- [DATA FOR PROCESSING]:
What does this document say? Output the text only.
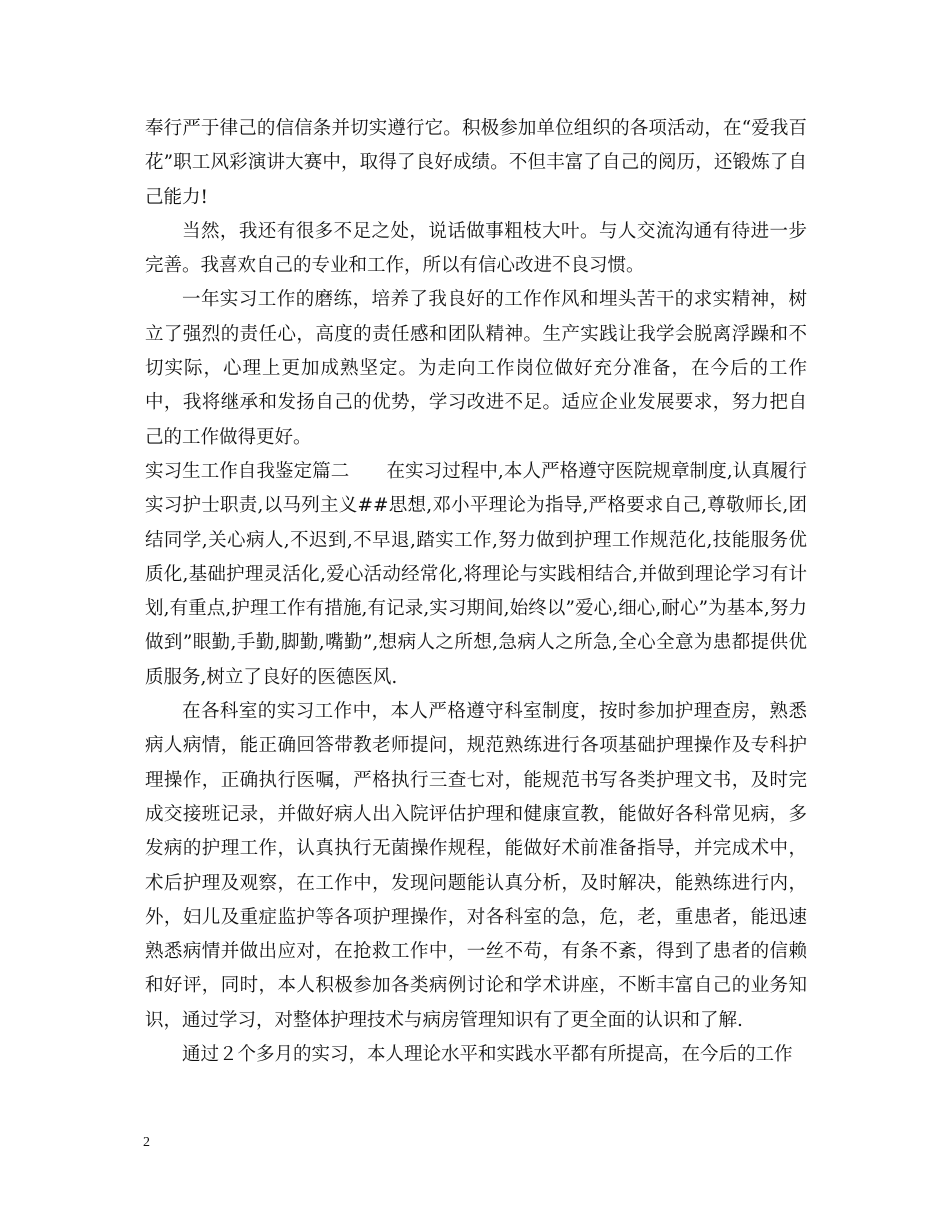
奉行严于律己的信信条并切实遵行它。积极参加单位组织的各项活动，在“爱我百花”职工风彩演讲大赛中，取得了良好成绩。不但丰富了自己的阅历，还锻炼了自己能力!

当然，我还有很多不足之处，说话做事粗枝大叶。与人交流沟通有待进一步完善。我喜欢自己的专业和工作，所以有信心改进不良习惯。

一年实习工作的磨练，培养了我良好的工作作风和埋头苦干的求实精神，树立了强烈的责任心，高度的责任感和团队精神。生产实践让我学会脱离浮躁和不切实际，心理上更加成熟坚定。为走向工作岗位做好充分准备，在今后的工作中，我将继承和发扬自己的优势，学习改进不足。适应企业发展要求，努力把自己的工作做得更好。

实习生工作自我鉴定篇二　　 在实习过程中,本人严格遵守医院规章制度,认真履行实习护士职责,以马列主义##思想,邓小平理论为指导,严格要求自己,尊敬师长,团结同学,关心病人,不迟到,不早退,踏实工作,努力做到护理工作规范化,技能服务优质化,基础护理灵活化,爱心活动经常化,将理论与实践相结合,并做到理论学习有计划,有重点,护理工作有措施,有记录,实习期间,始终以”爱心,细心,耐心”为基本,努力做到”眼勤,手勤,脚勤,嘴勤”,想病人之所想,急病人之所急,全心全意为患都提供优质服务,树立了良好的医德医风.

在各科室的实习工作中，本人严格遵守科室制度，按时参加护理查房，熟悉病人病情，能正确回答带教老师提问，规范熟练进行各项基础护理操作及专科护理操作，正确执行医嘱，严格执行三查七对，能规范书写各类护理文书，及时完成交接班记录，并做好病人出入院评估护理和健康宣教，能做好各科常见病，多发病的护理工作，认真执行无菌操作规程，能做好术前准备指导，并完成术中，术后护理及观察，在工作中，发现问题能认真分析，及时解决，能熟练进行内，外，妇儿及重症监护等各项护理操作，对各科室的急，危，老，重患者，能迅速熟悉病情并做出应对，在抢救工作中，一丝不苟，有条不紊，得到了患者的信赖和好评，同时，本人积极参加各类病例讨论和学术讲座，不断丰富自己的业务知识，通过学习，对整体护理技术与病房管理知识有了更全面的认识和了解.

通过２个多月的实习，本人理论水平和实践水平都有所提高，在今后的工作

2
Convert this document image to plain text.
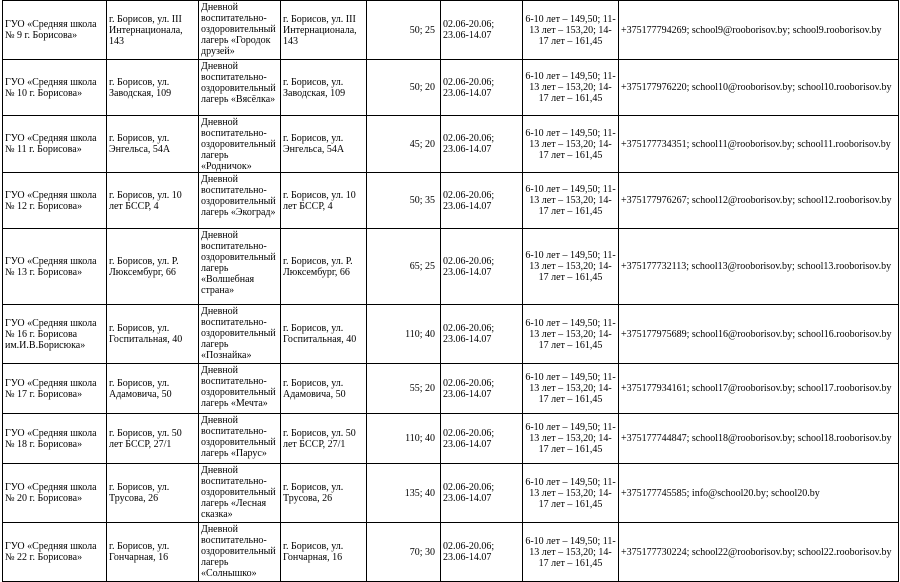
ГУО «Средняя школа № 9 г. Борисова»	г. Борисов, ул. III Интернационала, 143	Дневной воспитательно-оздоровительный лагерь «Городок друзей»	г. Борисов, ул. III Интернационала, 143	50; 25	02.06-20.06; 23.06-14.07	6-10 лет – 149,50; 11-13 лет – 153,20; 14-17 лет – 161,45	+375177794269; school9@rooborisov.by; school9.rooborisov.by
ГУО «Средняя школа № 10 г. Борисова»	г. Борисов, ул. Заводская, 109	Дневной воспитательно-оздоровительный лагерь «Вясёлка»	г. Борисов, ул. Заводская, 109	50; 20	02.06-20.06; 23.06-14.07	6-10 лет – 149,50; 11-13 лет – 153,20; 14-17 лет – 161,45	+375177976220; school10@rooborisov.by; school10.rooborisov.by
ГУО «Средняя школа № 11 г. Борисова»	г. Борисов, ул. Энгельса, 54А	Дневной воспитательно-оздоровительный лагерь «Родничок»	г. Борисов, ул. Энгельса, 54А	45; 20	02.06-20.06; 23.06-14.07	6-10 лет – 149,50; 11-13 лет – 153,20; 14-17 лет – 161,45	+375177734351; school11@rooborisov.by; school11.rooborisov.by
ГУО «Средняя школа № 12 г. Борисова»	г. Борисов, ул. 10 лет БССР, 4	Дневной воспитательно-оздоровительный лагерь «Экоград»	г. Борисов, ул. 10 лет БССР, 4	50; 35	02.06-20.06; 23.06-14.07	6-10 лет – 149,50; 11-13 лет – 153,20; 14-17 лет – 161,45	+375177976267; school12@rooborisov.by; school12.rooborisov.by
ГУО «Средняя школа № 13 г. Борисова»	г. Борисов, ул. Р. Люксембург, 66	Дневной воспитательно-оздоровительный лагерь «Волшебная страна»	г. Борисов, ул. Р. Люксембург, 66	65; 25	02.06-20.06; 23.06-14.07	6-10 лет – 149,50; 11-13 лет – 153,20; 14-17 лет – 161,45	+375177732113; school13@rooborisov.by; school13.rooborisov.by
ГУО «Средняя школа № 16 г. Борисова им.И.В.Борисюка»	г. Борисов, ул. Госпитальная, 40	Дневной воспитательно-оздоровительныйлагерь «Познайка»	г. Борисов, ул. Госпитальная, 40	110; 40	02.06-20.06; 23.06-14.07	6-10 лет – 149,50; 11-13 лет – 153,20; 14-17 лет – 161,45	+375177975689; school16@rooborisov.by; school16.rooborisov.by
ГУО «Средняя школа № 17 г. Борисова»	г. Борисов, ул. Адамовича, 50	Дневной воспитательно-оздоровительный лагерь «Мечта»	г. Борисов, ул. Адамовича, 50	55; 20	02.06-20.06; 23.06-14.07	6-10 лет – 149,50; 11-13 лет – 153,20; 14-17 лет – 161,45	+375177934161; school17@rooborisov.by; school17.rooborisov.by
ГУО «Средняя школа № 18 г. Борисова»	г. Борисов, ул. 50 лет БССР, 27/1	Дневной воспитательно-оздоровительный лагерь «Парус»	г. Борисов, ул. 50 лет БССР, 27/1	110; 40	02.06-20.06; 23.06-14.07	6-10 лет – 149,50; 11-13 лет – 153,20; 14-17 лет – 161,45	+375177744847; school18@rooborisov.by; school18.rooborisov.by
ГУО «Средняя школа № 20 г. Борисова»	г. Борисов, ул. Трусова, 26	Дневной воспитательно-оздоровительный лагерь «Лесная сказка»	г. Борисов, ул. Трусова, 26	135; 40	02.06-20.06; 23.06-14.07	6-10 лет – 149,50; 11-13 лет – 153,20; 14-17 лет – 161,45	+375177745585; info@school20.by; school20.by
ГУО «Средняя школа № 22 г. Борисова»	г. Борисов, ул. Гончарная, 16	Дневной воспитательно-оздоровительный лагерь «Солнышко»	г. Борисов, ул. Гончарная, 16	70; 30	02.06-20.06; 23.06-14.07	6-10 лет – 149,50; 11-13 лет – 153,20; 14-17 лет – 161,45	+375177730224; school22@rooborisov.by; school22.rooborisov.by
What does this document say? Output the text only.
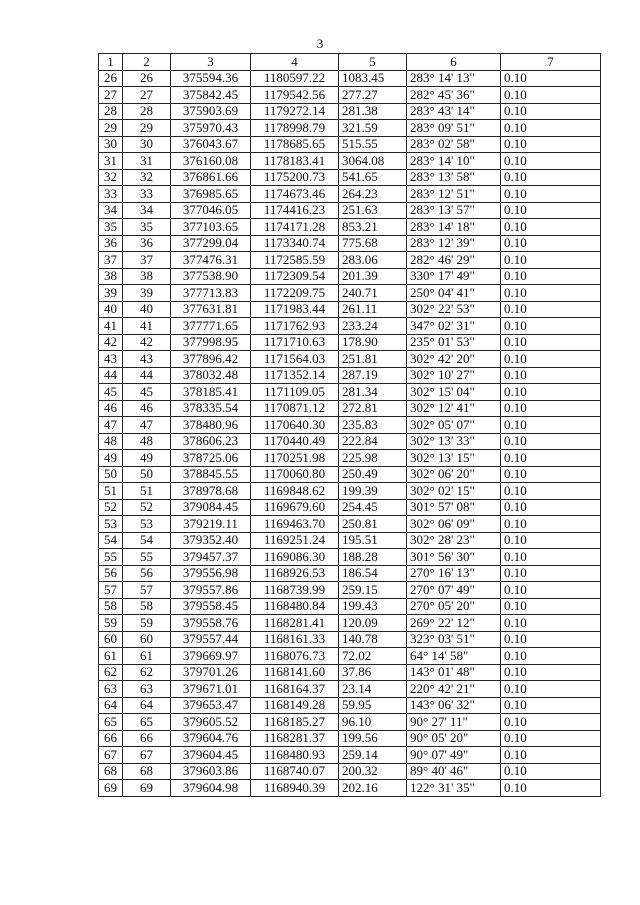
3
1	2	3	4	5	6	7
26	26	375594.36	1180597.22	1083.45	283° 14' 13"	0.10
27	27	375842.45	1179542.56	277.27	282° 45' 36"	0.10
28	28	375903.69	1179272.14	281.38	283° 43' 14"	0.10
29	29	375970.43	1178998.79	321.59	283° 09' 51"	0.10
30	30	376043.67	1178685.65	515.55	283° 02' 58"	0.10
31	31	376160.08	1178183.41	3064.08	283° 14' 10"	0.10
32	32	376861.66	1175200.73	541.65	283° 13' 58"	0.10
33	33	376985.65	1174673.46	264.23	283° 12' 51"	0.10
34	34	377046.05	1174416.23	251.63	283° 13' 57"	0.10
35	35	377103.65	1174171.28	853.21	283° 14' 18"	0.10
36	36	377299.04	1173340.74	775.68	283° 12' 39"	0.10
37	37	377476.31	1172585.59	283.06	282° 46' 29"	0.10
38	38	377538.90	1172309.54	201.39	330° 17' 49"	0.10
39	39	377713.83	1172209.75	240.71	250° 04' 41"	0.10
40	40	377631.81	1171983.44	261.11	302° 22' 53"	0.10
41	41	377771.65	1171762.93	233.24	347° 02' 31"	0.10
42	42	377998.95	1171710.63	178.90	235° 01' 53"	0.10
43	43	377896.42	1171564.03	251.81	302° 42' 20"	0.10
44	44	378032.48	1171352.14	287.19	302° 10' 27"	0.10
45	45	378185.41	1171109.05	281.34	302° 15' 04"	0.10
46	46	378335.54	1170871.12	272.81	302° 12' 41"	0.10
47	47	378480.96	1170640.30	235.83	302° 05' 07"	0.10
48	48	378606.23	1170440.49	222.84	302° 13' 33"	0.10
49	49	378725.06	1170251.98	225.98	302° 13' 15"	0.10
50	50	378845.55	1170060.80	250.49	302° 06' 20"	0.10
51	51	378978.68	1169848.62	199.39	302° 02' 15"	0.10
52	52	379084.45	1169679.60	254.45	301° 57' 08"	0.10
53	53	379219.11	1169463.70	250.81	302° 06' 09"	0.10
54	54	379352.40	1169251.24	195.51	302° 28' 23"	0.10
55	55	379457.37	1169086.30	188.28	301° 56' 30"	0.10
56	56	379556.98	1168926.53	186.54	270° 16' 13"	0.10
57	57	379557.86	1168739.99	259.15	270° 07' 49"	0.10
58	58	379558.45	1168480.84	199.43	270° 05' 20"	0.10
59	59	379558.76	1168281.41	120.09	269° 22' 12"	0.10
60	60	379557.44	1168161.33	140.78	323° 03' 51"	0.10
61	61	379669.97	1168076.73	72.02	64° 14' 58"	0.10
62	62	379701.26	1168141.60	37.86	143° 01' 48"	0.10
63	63	379671.01	1168164.37	23.14	220° 42' 21"	0.10
64	64	379653.47	1168149.28	59.95	143° 06' 32"	0.10
65	65	379605.52	1168185.27	96.10	90° 27' 11"	0.10
66	66	379604.76	1168281.37	199.56	90° 05' 20"	0.10
67	67	379604.45	1168480.93	259.14	90° 07' 49"	0.10
68	68	379603.86	1168740.07	200.32	89° 40' 46"	0.10
69	69	379604.98	1168940.39	202.16	122° 31' 35"	0.10
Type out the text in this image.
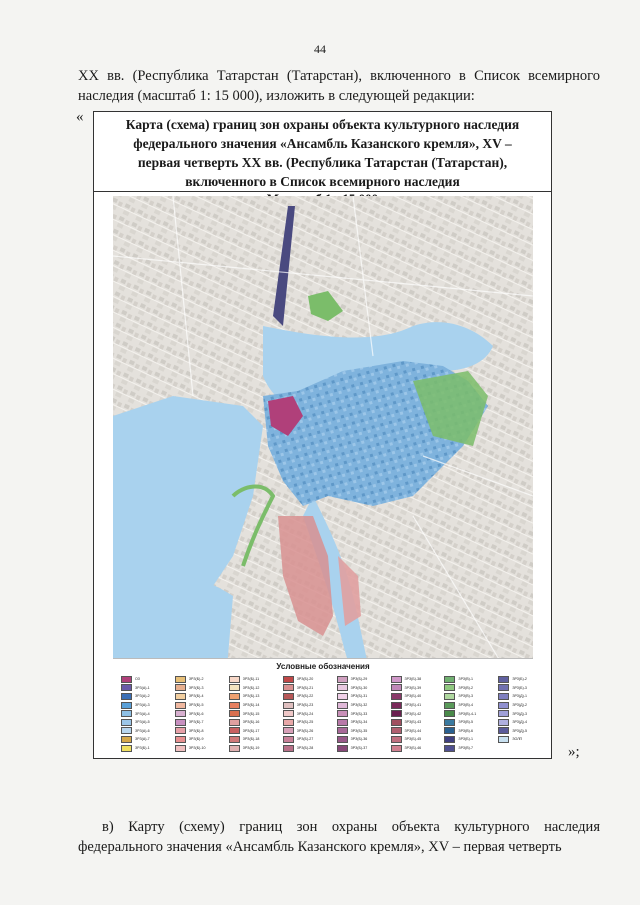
44
XX вв. (Республика Татарстан (Татарстан), включенного в Список всемирного наследия (масштаб 1: 15 000), изложить в следующей редакции:
«	Карта (схема) границ зон охраны объекта культурного наследия
федерального значения «Ансамбль Казанского кремля», XV –
первая четверть XX вв. (Республика Татарстан (Татарстан),
включенного в Список всемирного наследия
Условные обозначения
ОЗ
ЗРЗ(А)-1
ЗРЗ(А)-2
ЗРЗ(А)-3
ЗРЗ(А)-4
ЗРЗ(А)-5
ЗРЗ(А)-6
ЗРЗ(А)-7
ЗРЗ(Б)-1
ЗРЗ(Б)-2
ЗРЗ(Б)-3
ЗРЗ(Б)-4
ЗРЗ(Б)-5
ЗРЗ(Б)-6
ЗРЗ(Б)-7
ЗРЗ(Б)-8
ЗРЗ(Б)-9
ЗРЗ(Б)-10
ЗРЗ(Б)-11
ЗРЗ(Б)-12
ЗРЗ(Б)-13
ЗРЗ(Б)-14
ЗРЗ(Б)-15
ЗРЗ(Б)-16
ЗРЗ(Б)-17
ЗРЗ(Б)-18
ЗРЗ(Б)-19
ЗРЗ(Б)-20
ЗРЗ(Б)-21
ЗРЗ(Б)-22
ЗРЗ(Б)-23
ЗРЗ(Б)-24
ЗРЗ(Б)-25
ЗРЗ(Б)-26
ЗРЗ(Б)-27
ЗРЗ(Б)-28
ЗРЗ(Б)-29
ЗРЗ(Б)-30
ЗРЗ(Б)-31
ЗРЗ(Б)-32
ЗРЗ(Б)-33
ЗРЗ(Б)-34
ЗРЗ(Б)-35
ЗРЗ(Б)-36
ЗРЗ(Б)-37
ЗРЗ(Б)-38
ЗРЗ(Б)-39
ЗРЗ(Б)-40
ЗРЗ(Б)-41
ЗРЗ(Б)-42
ЗРЗ(Б)-43
ЗРЗ(Б)-44
ЗРЗ(Б)-45
ЗРЗ(Б)-46
ЗРЗ(В)-1
ЗРЗ(В)-2
ЗРЗ(В)-3
ЗРЗ(В)-4
ЗРЗ(В)-4-1
ЗРЗ(В)-5
ЗРЗ(В)-6
ЗРЗ(Б)-1
ЗРЗ(В)-7
ЗРЗ(Б)-2
ЗРЗ(Б)-3
ЗРЗ(Д)-1
ЗРЗ(Д)-2
ЗРЗ(Д)-3
ЗРЗ(Д)-4
ЗРЗ(Д)-5
ЗОЛП
»;
в) Карту (схему) границ зон охраны объекта культурного наследия федерального значения «Ансамбль Казанского кремля», XV – первая четверть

- [WORK INSTRUCTIONS]: Go through the entries above and pull out each line with "культурного" in it.

- [RESPONSE TO THE EXERCISE]:
«	Карта (схема) границ зон охраны объекта культурного наследия
в) Карту (схему) границ зон охраны объекта культурного наследия федерального значения «Ансамбль Казанского кремля», XV – первая четверть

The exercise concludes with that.